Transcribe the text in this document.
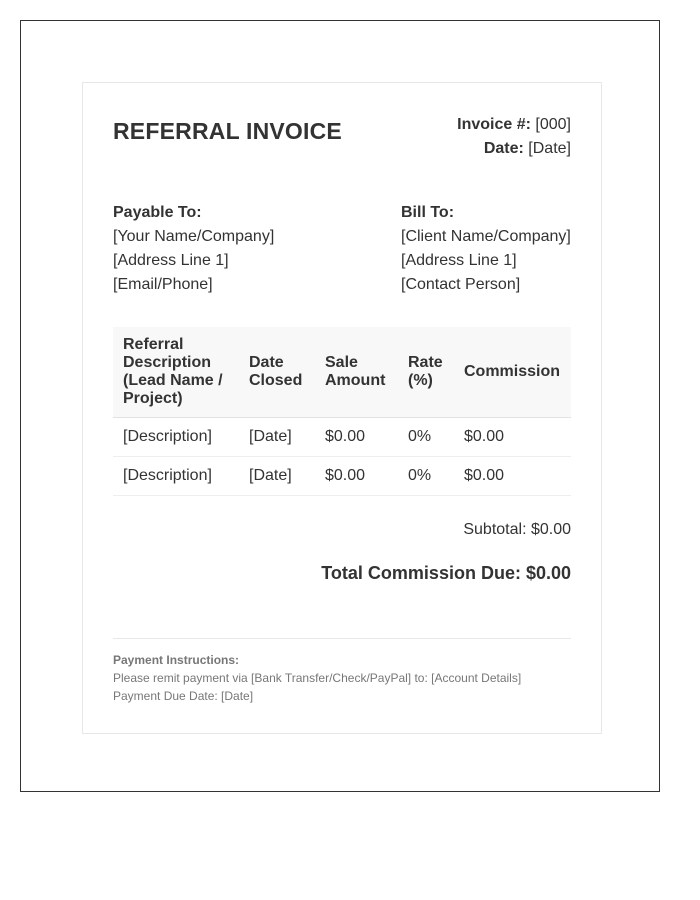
REFERRAL INVOICE	Invoice #: [000]
Date: [Date]
Payable To:
[Your Name/Company]
[Address Line 1]
[Email/Phone]
Bill To:
[Client Name/Company]
[Address Line 1]
[Contact Person]
Referral Description (Lead Name / Project)	Date Closed	Sale Amount	Rate (%)	Commission
[Description]	[Date]	$0.00	0%	$0.00
[Description]	[Date]	$0.00	0%	$0.00
Subtotal: $0.00
Total Commission Due: $0.00
Payment Instructions:
Please remit payment via [Bank Transfer/Check/PayPal] to: [Account Details]
Payment Due Date: [Date]
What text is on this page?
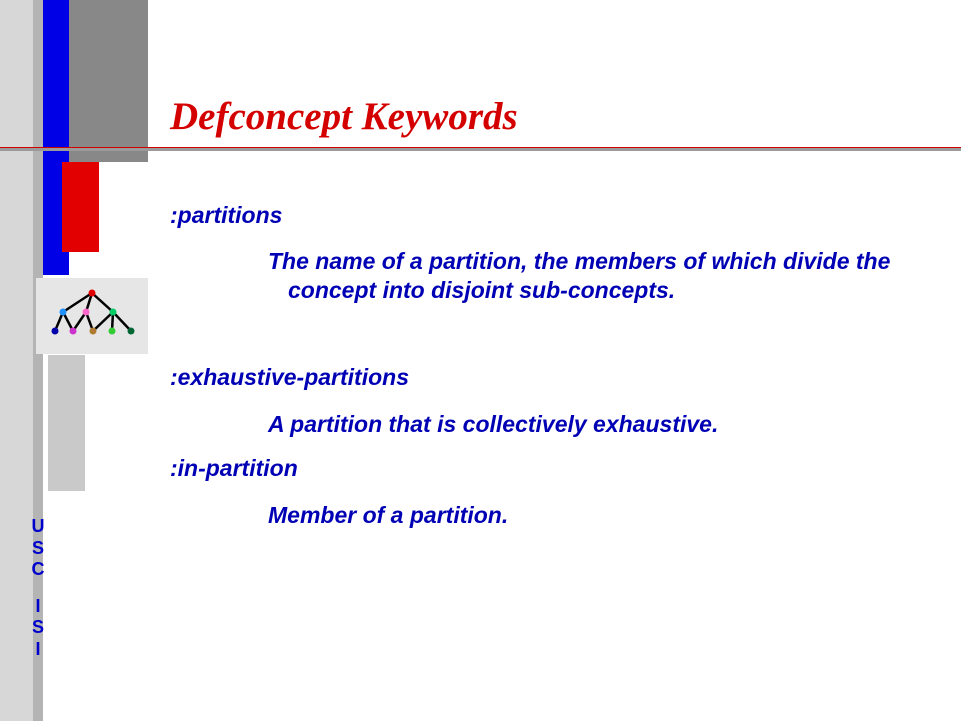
Defconcept Keywords
:partitions
The name of a partition, the members of which divide the concept into disjoint sub-concepts.
:exhaustive-partitions
A partition that is collectively exhaustive.
:in-partition
Member of a partition.
U
S
C
I
S
I
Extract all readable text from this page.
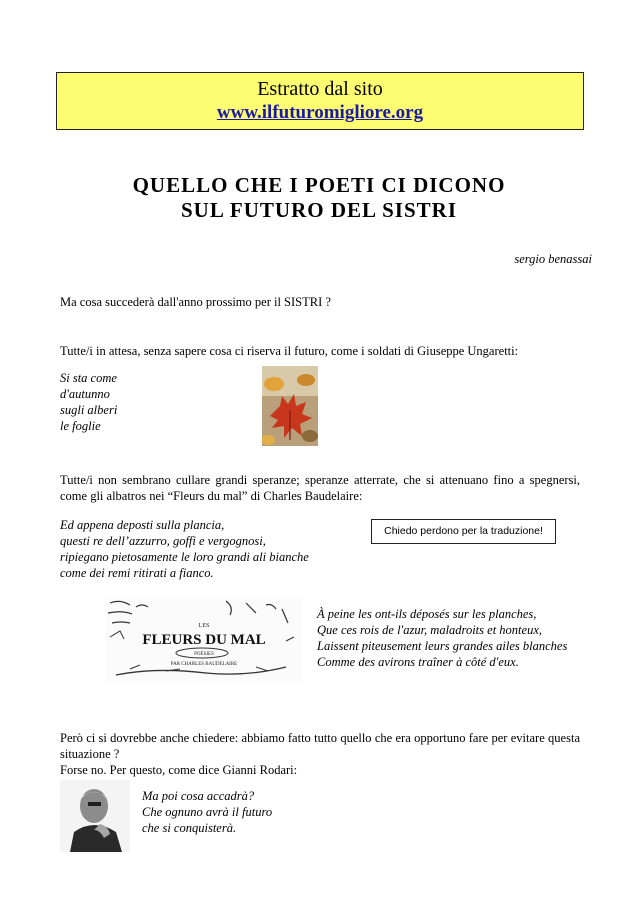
Estratto dal sito
www.ilfuturomigliore.org
QUELLO CHE I POETI CI DICONO
SUL FUTURO DEL SISTRI
sergio benassai
Ma cosa succederà dall'anno prossimo per il SISTRI ?
Tutte/i in attesa, senza sapere cosa ci riserva il futuro, come i soldati di Giuseppe Ungaretti:
Si sta come
d'autunno
sugli alberi
le foglie
Tutte/i non sembrano cullare grandi speranze; speranze atterrate, che si attenuano fino a spegnersi, come gli albatros nei “Fleurs du mal” di Charles Baudelaire:
Ed appena deposti sulla plancia,
questi re dell’azzurro, goffi e vergognosi,
ripiegano pietosamente le loro grandi ali bianche
come dei remi ritirati a fianco.
Chiedo perdono per la traduzione!
LES
FLEURS DU MAL
POÉSIES
PAR CHARLES BAUDELAIRE
À peine les ont-ils déposés sur les planches,
Que ces rois de l'azur, maladroits et honteux,
Laissent piteusement leurs grandes ailes blanches
Comme des avirons traîner à côté d'eux.
Però ci si dovrebbe anche chiedere: abbiamo fatto tutto quello che era opportuno fare per evitare questa situazione ?
Forse no. Per questo, come dice Gianni Rodari:
Ma poi cosa accadrà?
Che ognuno avrà il futuro
che si conquisterà.
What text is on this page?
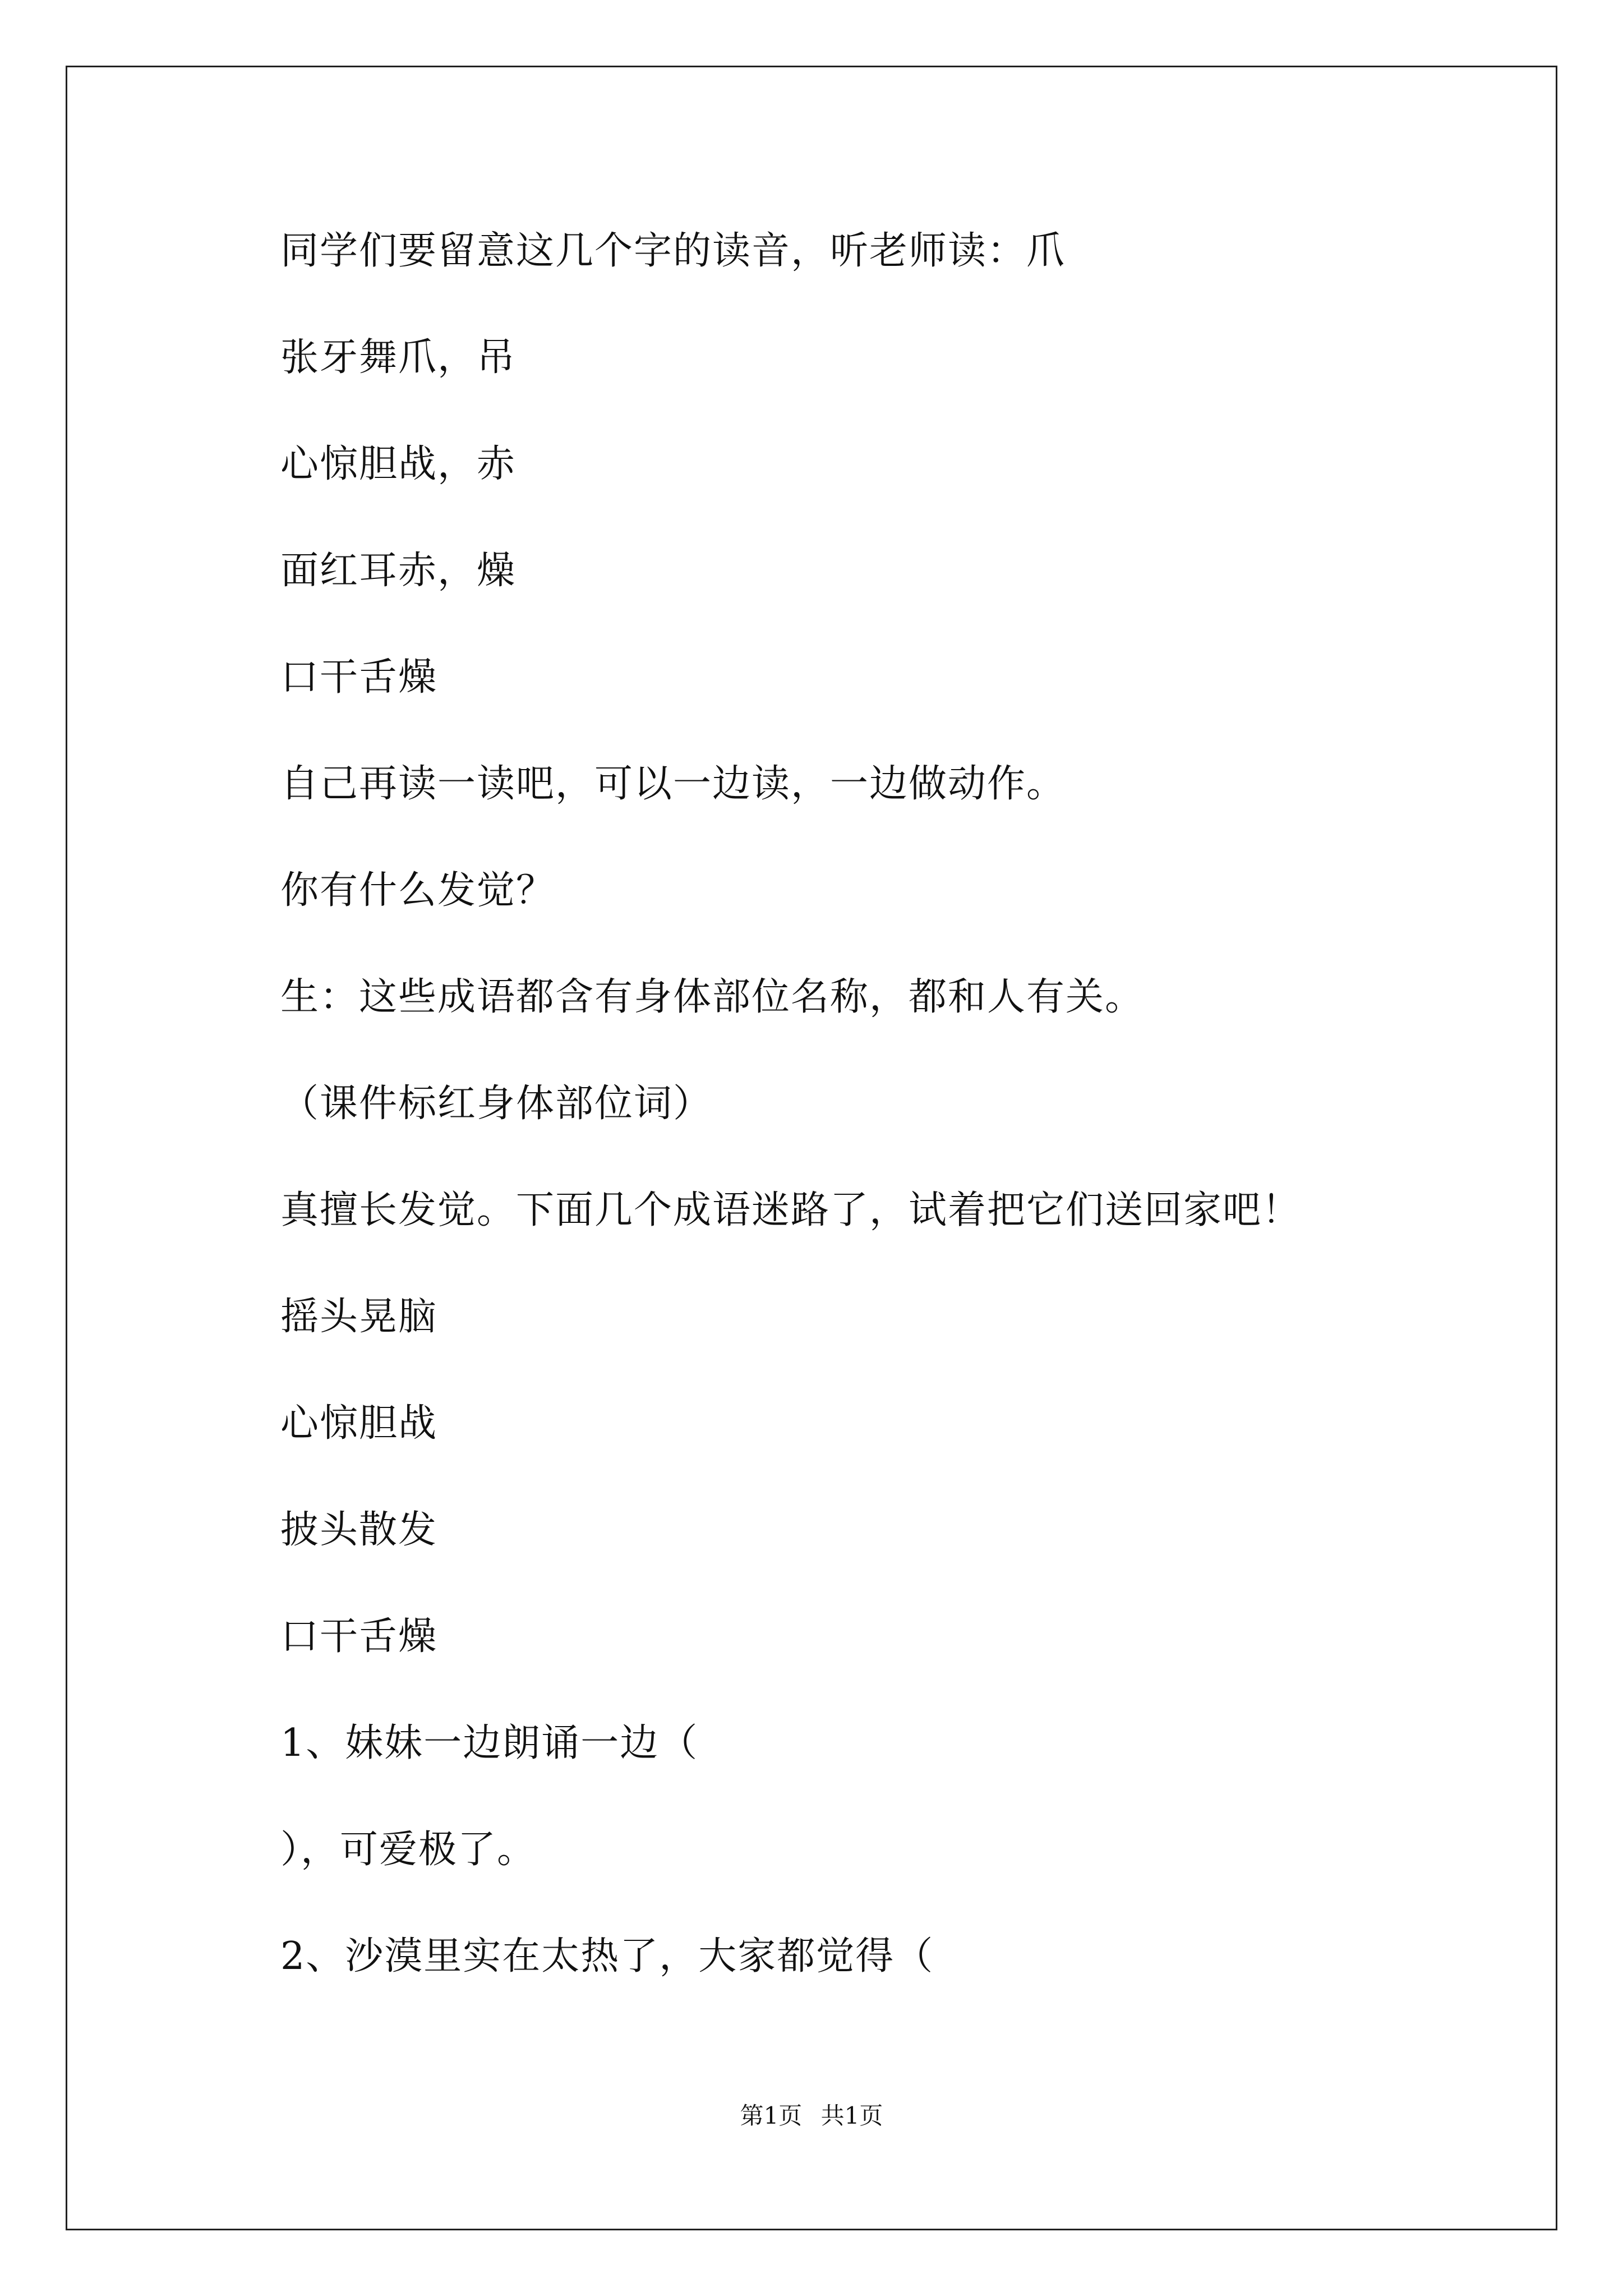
同学们要留意这几个字的读音，听老师读：爪
张牙舞爪，吊
心惊胆战，赤
面红耳赤，燥
口干舌燥
自己再读一读吧，可以一边读，一边做动作。
你有什么发觉？
生：这些成语都含有身体部位名称，都和人有关。
（课件标红身体部位词）
真擅长发觉。下面几个成语迷路了，试着把它们送回家吧！
摇头晃脑
心惊胆战
披头散发
口干舌燥
1、妹妹一边朗诵一边（
），可爱极了。
2、沙漠里实在太热了，大家都觉得（
第1页 共1页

| SET PROBLEM |
Above are several records. Count the lines among them that contain "exhaustive" and give only the total.

| FULL RESPONSE |
2